## Begin
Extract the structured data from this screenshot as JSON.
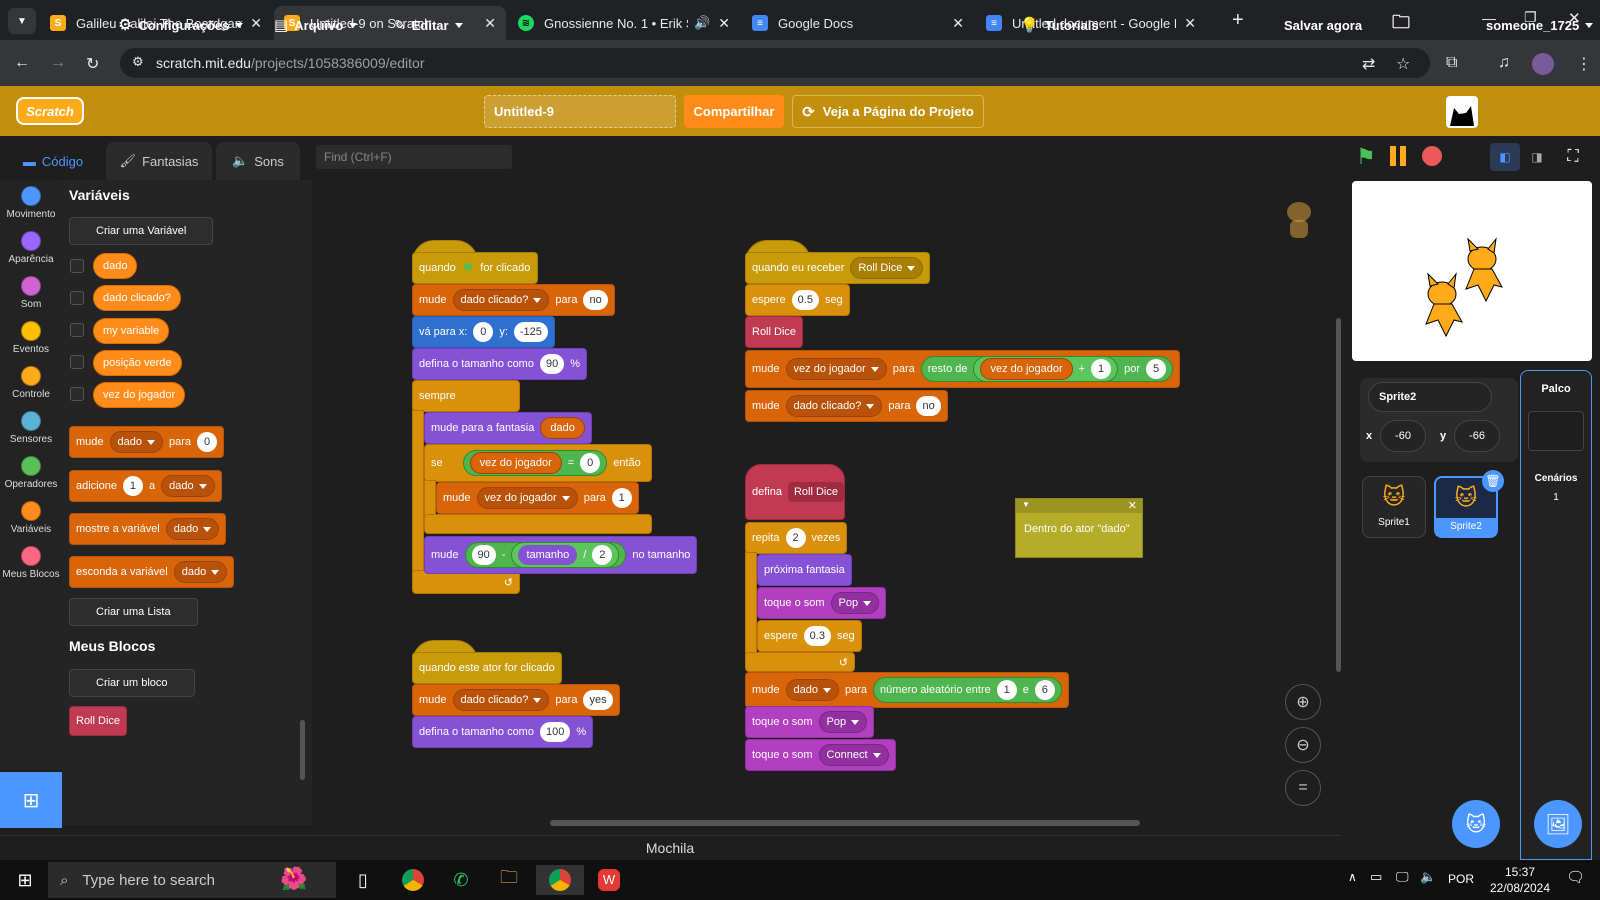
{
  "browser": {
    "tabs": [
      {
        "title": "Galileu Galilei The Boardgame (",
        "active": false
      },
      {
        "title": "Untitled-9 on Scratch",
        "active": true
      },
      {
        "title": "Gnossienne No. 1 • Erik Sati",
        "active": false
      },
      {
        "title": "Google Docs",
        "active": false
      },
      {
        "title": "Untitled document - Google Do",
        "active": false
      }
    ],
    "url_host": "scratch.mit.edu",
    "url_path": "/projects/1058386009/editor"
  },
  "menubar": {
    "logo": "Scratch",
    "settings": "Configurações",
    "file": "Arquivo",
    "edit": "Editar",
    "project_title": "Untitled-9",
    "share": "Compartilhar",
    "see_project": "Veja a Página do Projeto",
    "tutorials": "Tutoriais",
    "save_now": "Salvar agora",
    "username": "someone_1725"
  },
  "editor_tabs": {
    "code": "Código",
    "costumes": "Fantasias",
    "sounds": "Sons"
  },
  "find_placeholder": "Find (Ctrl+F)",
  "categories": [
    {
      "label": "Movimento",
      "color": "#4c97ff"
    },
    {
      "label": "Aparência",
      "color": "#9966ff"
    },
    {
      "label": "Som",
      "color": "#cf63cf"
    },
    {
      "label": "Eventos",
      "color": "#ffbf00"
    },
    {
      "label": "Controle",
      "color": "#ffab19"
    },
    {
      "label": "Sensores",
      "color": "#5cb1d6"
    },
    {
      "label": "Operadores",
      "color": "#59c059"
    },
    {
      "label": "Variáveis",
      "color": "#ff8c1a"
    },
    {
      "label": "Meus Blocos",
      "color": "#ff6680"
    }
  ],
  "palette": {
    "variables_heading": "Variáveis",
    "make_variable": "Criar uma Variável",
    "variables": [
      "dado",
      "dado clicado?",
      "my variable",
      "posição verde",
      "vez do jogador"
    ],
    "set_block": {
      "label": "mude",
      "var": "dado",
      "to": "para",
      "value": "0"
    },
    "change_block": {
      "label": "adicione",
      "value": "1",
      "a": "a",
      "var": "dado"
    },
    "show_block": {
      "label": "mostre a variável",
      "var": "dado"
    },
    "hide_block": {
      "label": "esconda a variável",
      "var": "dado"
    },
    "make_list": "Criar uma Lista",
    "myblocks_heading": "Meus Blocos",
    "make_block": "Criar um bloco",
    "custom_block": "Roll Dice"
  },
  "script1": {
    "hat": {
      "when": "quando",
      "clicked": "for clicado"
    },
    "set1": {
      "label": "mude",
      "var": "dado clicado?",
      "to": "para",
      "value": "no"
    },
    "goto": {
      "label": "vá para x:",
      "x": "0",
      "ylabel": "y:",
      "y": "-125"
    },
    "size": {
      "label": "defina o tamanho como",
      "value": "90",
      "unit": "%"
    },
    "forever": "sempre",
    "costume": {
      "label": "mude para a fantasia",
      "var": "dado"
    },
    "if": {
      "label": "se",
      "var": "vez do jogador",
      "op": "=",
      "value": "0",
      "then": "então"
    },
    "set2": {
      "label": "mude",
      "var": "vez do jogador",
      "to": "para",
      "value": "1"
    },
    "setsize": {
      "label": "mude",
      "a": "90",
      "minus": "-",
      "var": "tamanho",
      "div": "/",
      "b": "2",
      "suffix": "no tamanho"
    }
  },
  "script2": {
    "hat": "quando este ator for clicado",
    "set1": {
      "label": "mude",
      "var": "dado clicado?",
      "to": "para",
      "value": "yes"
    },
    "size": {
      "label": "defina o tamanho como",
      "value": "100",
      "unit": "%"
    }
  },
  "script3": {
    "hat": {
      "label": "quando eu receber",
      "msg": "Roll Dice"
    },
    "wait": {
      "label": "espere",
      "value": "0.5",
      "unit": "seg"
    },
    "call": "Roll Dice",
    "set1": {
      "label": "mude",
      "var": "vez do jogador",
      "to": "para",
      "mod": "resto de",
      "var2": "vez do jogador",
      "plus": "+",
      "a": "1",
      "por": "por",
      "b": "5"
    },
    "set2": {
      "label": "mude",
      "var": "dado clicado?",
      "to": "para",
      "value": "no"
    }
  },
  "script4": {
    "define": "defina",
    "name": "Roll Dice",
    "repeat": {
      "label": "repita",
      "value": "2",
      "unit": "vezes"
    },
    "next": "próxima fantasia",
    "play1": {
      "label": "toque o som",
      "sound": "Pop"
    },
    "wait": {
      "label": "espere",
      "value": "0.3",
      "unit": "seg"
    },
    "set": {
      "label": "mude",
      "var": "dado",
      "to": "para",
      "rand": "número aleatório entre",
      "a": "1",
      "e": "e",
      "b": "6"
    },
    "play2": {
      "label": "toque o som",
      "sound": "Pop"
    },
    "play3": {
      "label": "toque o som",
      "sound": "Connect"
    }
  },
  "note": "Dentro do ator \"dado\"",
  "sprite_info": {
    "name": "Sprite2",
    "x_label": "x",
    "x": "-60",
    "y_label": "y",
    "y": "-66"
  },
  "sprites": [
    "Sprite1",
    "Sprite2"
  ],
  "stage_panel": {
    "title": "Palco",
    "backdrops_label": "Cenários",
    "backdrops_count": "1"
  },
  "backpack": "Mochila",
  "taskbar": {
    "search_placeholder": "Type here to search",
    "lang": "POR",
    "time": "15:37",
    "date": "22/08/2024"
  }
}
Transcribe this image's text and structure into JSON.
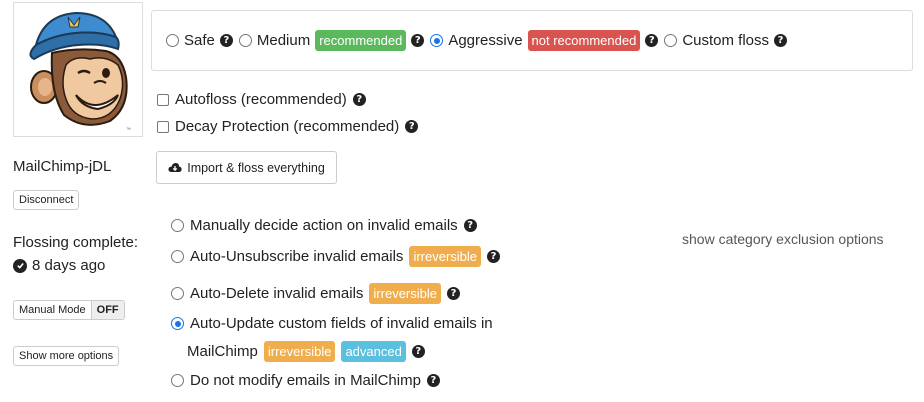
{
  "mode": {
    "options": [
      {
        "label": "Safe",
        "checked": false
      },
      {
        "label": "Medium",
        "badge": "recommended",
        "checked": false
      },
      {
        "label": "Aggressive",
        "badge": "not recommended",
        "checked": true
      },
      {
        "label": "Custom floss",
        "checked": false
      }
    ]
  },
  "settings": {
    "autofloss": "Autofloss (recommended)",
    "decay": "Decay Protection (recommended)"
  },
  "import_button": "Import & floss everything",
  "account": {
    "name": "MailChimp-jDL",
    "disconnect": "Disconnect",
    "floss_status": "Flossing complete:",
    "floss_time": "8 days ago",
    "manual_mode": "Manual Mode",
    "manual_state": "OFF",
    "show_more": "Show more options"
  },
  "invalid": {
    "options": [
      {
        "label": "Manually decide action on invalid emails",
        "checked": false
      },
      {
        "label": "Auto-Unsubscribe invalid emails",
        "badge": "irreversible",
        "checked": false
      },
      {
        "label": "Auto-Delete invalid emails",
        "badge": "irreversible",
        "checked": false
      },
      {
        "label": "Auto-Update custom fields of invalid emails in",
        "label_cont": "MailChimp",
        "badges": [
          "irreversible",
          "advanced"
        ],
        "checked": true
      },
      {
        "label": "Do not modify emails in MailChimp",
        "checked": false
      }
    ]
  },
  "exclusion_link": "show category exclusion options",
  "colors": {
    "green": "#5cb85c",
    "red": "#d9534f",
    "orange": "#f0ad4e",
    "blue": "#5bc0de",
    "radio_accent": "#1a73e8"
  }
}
## End
THE PROBLEM. In the copy, include no pictures; restate the listing above exactly.

COMPLETE RESPONSE.
Extract the structured data from this screenshot as JSON.
{
  "browser": {
    "tabs": [
      {
        "title": "Galileu Galilei The Boardgame (",
        "active": false
      },
      {
        "title": "Untitled-9 on Scratch",
        "active": true
      },
      {
        "title": "Gnossienne No. 1 • Erik Sati",
        "active": false
      },
      {
        "title": "Google Docs",
        "active": false
      },
      {
        "title": "Untitled document - Google Do",
        "active": false
      }
    ],
    "url_host": "scratch.mit.edu",
    "url_path": "/projects/1058386009/editor"
  },
  "menubar": {
    "logo": "Scratch",
    "settings": "Configurações",
    "file": "Arquivo",
    "edit": "Editar",
    "project_title": "Untitled-9",
    "share": "Compartilhar",
    "see_project": "Veja a Página do Projeto",
    "tutorials": "Tutoriais",
    "save_now": "Salvar agora",
    "username": "someone_1725"
  },
  "editor_tabs": {
    "code": "Código",
    "costumes": "Fantasias",
    "sounds": "Sons"
  },
  "find_placeholder": "Find (Ctrl+F)",
  "categories": [
    {
      "label": "Movimento",
      "color": "#4c97ff"
    },
    {
      "label": "Aparência",
      "color": "#9966ff"
    },
    {
      "label": "Som",
      "color": "#cf63cf"
    },
    {
      "label": "Eventos",
      "color": "#ffbf00"
    },
    {
      "label": "Controle",
      "color": "#ffab19"
    },
    {
      "label": "Sensores",
      "color": "#5cb1d6"
    },
    {
      "label": "Operadores",
      "color": "#59c059"
    },
    {
      "label": "Variáveis",
      "color": "#ff8c1a"
    },
    {
      "label": "Meus Blocos",
      "color": "#ff6680"
    }
  ],
  "palette": {
    "variables_heading": "Variáveis",
    "make_variable": "Criar uma Variável",
    "variables": [
      "dado",
      "dado clicado?",
      "my variable",
      "posição verde",
      "vez do jogador"
    ],
    "set_block": {
      "label": "mude",
      "var": "dado",
      "to": "para",
      "value": "0"
    },
    "change_block": {
      "label": "adicione",
      "value": "1",
      "a": "a",
      "var": "dado"
    },
    "show_block": {
      "label": "mostre a variável",
      "var": "dado"
    },
    "hide_block": {
      "label": "esconda a variável",
      "var": "dado"
    },
    "make_list": "Criar uma Lista",
    "myblocks_heading": "Meus Blocos",
    "make_block": "Criar um bloco",
    "custom_block": "Roll Dice"
  },
  "script1": {
    "hat": {
      "when": "quando",
      "clicked": "for clicado"
    },
    "set1": {
      "label": "mude",
      "var": "dado clicado?",
      "to": "para",
      "value": "no"
    },
    "goto": {
      "label": "vá para x:",
      "x": "0",
      "ylabel": "y:",
      "y": "-125"
    },
    "size": {
      "label": "defina o tamanho como",
      "value": "90",
      "unit": "%"
    },
    "forever": "sempre",
    "costume": {
      "label": "mude para a fantasia",
      "var": "dado"
    },
    "if": {
      "label": "se",
      "var": "vez do jogador",
      "op": "=",
      "value": "0",
      "then": "então"
    },
    "set2": {
      "label": "mude",
      "var": "vez do jogador",
      "to": "para",
      "value": "1"
    },
    "setsize": {
      "label": "mude",
      "a": "90",
      "minus": "-",
      "var": "tamanho",
      "div": "/",
      "b": "2",
      "suffix": "no tamanho"
    }
  },
  "script2": {
    "hat": "quando este ator for clicado",
    "set1": {
      "label": "mude",
      "var": "dado clicado?",
      "to": "para",
      "value": "yes"
    },
    "size": {
      "label": "defina o tamanho como",
      "value": "100",
      "unit": "%"
    }
  },
  "script3": {
    "hat": {
      "label": "quando eu receber",
      "msg": "Roll Dice"
    },
    "wait": {
      "label": "espere",
      "value": "0.5",
      "unit": "seg"
    },
    "call": "Roll Dice",
    "set1": {
      "label": "mude",
      "var": "vez do jogador",
      "to": "para",
      "mod": "resto de",
      "var2": "vez do jogador",
      "plus": "+",
      "a": "1",
      "por": "por",
      "b": "5"
    },
    "set2": {
      "label": "mude",
      "var": "dado clicado?",
      "to": "para",
      "value": "no"
    }
  },
  "script4": {
    "define": "defina",
    "name": "Roll Dice",
    "repeat": {
      "label": "repita",
      "value": "2",
      "unit": "vezes"
    },
    "next": "próxima fantasia",
    "play1": {
      "label": "toque o som",
      "sound": "Pop"
    },
    "wait": {
      "label": "espere",
      "value": "0.3",
      "unit": "seg"
    },
    "set": {
      "label": "mude",
      "var": "dado",
      "to": "para",
      "rand": "número aleatório entre",
      "a": "1",
      "e": "e",
      "b": "6"
    },
    "play2": {
      "label": "toque o som",
      "sound": "Pop"
    },
    "play3": {
      "label": "toque o som",
      "sound": "Connect"
    }
  },
  "note": "Dentro do ator \"dado\"",
  "sprite_info": {
    "name": "Sprite2",
    "x_label": "x",
    "x": "-60",
    "y_label": "y",
    "y": "-66"
  },
  "sprites": [
    "Sprite1",
    "Sprite2"
  ],
  "stage_panel": {
    "title": "Palco",
    "backdrops_label": "Cenários",
    "backdrops_count": "1"
  },
  "backpack": "Mochila",
  "taskbar": {
    "search_placeholder": "Type here to search",
    "lang": "POR",
    "time": "15:37",
    "date": "22/08/2024"
  }
}
Transcribe this image's text and structure into JSON.
{
  "mode": {
    "options": [
      {
        "label": "Safe",
        "checked": false
      },
      {
        "label": "Medium",
        "badge": "recommended",
        "checked": false
      },
      {
        "label": "Aggressive",
        "badge": "not recommended",
        "checked": true
      },
      {
        "label": "Custom floss",
        "checked": false
      }
    ]
  },
  "settings": {
    "autofloss": "Autofloss (recommended)",
    "decay": "Decay Protection (recommended)"
  },
  "import_button": "Import & floss everything",
  "account": {
    "name": "MailChimp-jDL",
    "disconnect": "Disconnect",
    "floss_status": "Flossing complete:",
    "floss_time": "8 days ago",
    "manual_mode": "Manual Mode",
    "manual_state": "OFF",
    "show_more": "Show more options"
  },
  "invalid": {
    "options": [
      {
        "label": "Manually decide action on invalid emails",
        "checked": false
      },
      {
        "label": "Auto-Unsubscribe invalid emails",
        "badge": "irreversible",
        "checked": false
      },
      {
        "label": "Auto-Delete invalid emails",
        "badge": "irreversible",
        "checked": false
      },
      {
        "label": "Auto-Update custom fields of invalid emails in",
        "label_cont": "MailChimp",
        "badges": [
          "irreversible",
          "advanced"
        ],
        "checked": true
      },
      {
        "label": "Do not modify emails in MailChimp",
        "checked": false
      }
    ]
  },
  "exclusion_link": "show category exclusion options",
  "colors": {
    "green": "#5cb85c",
    "red": "#d9534f",
    "orange": "#f0ad4e",
    "blue": "#5bc0de",
    "radio_accent": "#1a73e8"
  }
}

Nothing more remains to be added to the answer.